Problem details: Report the count of lines below in which the string "긍정적인" occurs; include nothing else.

****************************************

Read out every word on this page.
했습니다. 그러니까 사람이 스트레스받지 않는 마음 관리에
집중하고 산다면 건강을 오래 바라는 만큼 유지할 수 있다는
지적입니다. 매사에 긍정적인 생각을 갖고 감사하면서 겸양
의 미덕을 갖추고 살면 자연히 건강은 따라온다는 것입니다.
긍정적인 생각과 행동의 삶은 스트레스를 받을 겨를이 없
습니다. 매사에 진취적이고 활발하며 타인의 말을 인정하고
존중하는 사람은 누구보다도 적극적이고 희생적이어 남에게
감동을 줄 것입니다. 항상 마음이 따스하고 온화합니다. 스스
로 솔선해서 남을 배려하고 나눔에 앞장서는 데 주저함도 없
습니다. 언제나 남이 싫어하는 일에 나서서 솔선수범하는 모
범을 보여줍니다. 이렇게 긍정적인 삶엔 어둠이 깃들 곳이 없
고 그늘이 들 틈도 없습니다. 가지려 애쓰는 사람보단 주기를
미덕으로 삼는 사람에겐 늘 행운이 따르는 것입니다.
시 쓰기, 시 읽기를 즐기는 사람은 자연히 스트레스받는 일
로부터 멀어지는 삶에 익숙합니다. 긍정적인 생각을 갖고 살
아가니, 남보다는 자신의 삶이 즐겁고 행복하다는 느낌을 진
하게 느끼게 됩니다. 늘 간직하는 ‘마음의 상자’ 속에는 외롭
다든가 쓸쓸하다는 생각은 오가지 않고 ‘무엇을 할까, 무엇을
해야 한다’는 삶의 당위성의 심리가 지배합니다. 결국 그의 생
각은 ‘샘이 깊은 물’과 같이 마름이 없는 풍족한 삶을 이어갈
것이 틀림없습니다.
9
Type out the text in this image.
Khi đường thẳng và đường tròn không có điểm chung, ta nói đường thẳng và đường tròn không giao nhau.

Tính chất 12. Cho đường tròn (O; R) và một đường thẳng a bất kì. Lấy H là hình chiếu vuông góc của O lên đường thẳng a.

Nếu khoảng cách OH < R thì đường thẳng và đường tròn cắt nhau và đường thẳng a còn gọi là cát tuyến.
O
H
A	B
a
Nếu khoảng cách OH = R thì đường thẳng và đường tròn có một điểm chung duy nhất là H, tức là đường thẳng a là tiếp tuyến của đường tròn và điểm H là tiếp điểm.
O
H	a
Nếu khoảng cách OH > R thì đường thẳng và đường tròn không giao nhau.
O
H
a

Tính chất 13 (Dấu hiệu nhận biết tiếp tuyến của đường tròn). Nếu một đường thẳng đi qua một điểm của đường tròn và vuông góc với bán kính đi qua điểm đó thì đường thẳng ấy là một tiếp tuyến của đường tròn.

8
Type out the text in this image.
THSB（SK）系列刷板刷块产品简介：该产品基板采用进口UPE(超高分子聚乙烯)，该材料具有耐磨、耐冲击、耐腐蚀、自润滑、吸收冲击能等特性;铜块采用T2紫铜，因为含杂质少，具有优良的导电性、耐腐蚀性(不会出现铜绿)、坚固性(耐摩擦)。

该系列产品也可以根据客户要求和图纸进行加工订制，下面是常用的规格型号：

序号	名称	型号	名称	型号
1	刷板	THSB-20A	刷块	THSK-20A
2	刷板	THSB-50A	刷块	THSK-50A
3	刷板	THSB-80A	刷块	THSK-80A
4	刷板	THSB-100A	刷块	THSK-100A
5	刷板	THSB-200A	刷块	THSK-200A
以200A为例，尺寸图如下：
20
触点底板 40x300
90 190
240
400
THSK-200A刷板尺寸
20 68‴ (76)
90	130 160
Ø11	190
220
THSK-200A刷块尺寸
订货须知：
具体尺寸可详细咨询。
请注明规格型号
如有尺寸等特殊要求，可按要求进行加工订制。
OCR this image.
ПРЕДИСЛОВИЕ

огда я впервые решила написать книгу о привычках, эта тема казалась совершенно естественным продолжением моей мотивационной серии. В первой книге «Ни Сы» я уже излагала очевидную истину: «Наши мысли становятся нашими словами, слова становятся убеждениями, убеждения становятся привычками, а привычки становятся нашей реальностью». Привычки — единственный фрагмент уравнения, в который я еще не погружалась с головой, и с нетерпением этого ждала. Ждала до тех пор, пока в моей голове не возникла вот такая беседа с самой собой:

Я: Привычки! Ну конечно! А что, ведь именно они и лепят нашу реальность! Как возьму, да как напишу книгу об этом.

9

****************************************

Exercise answer: 4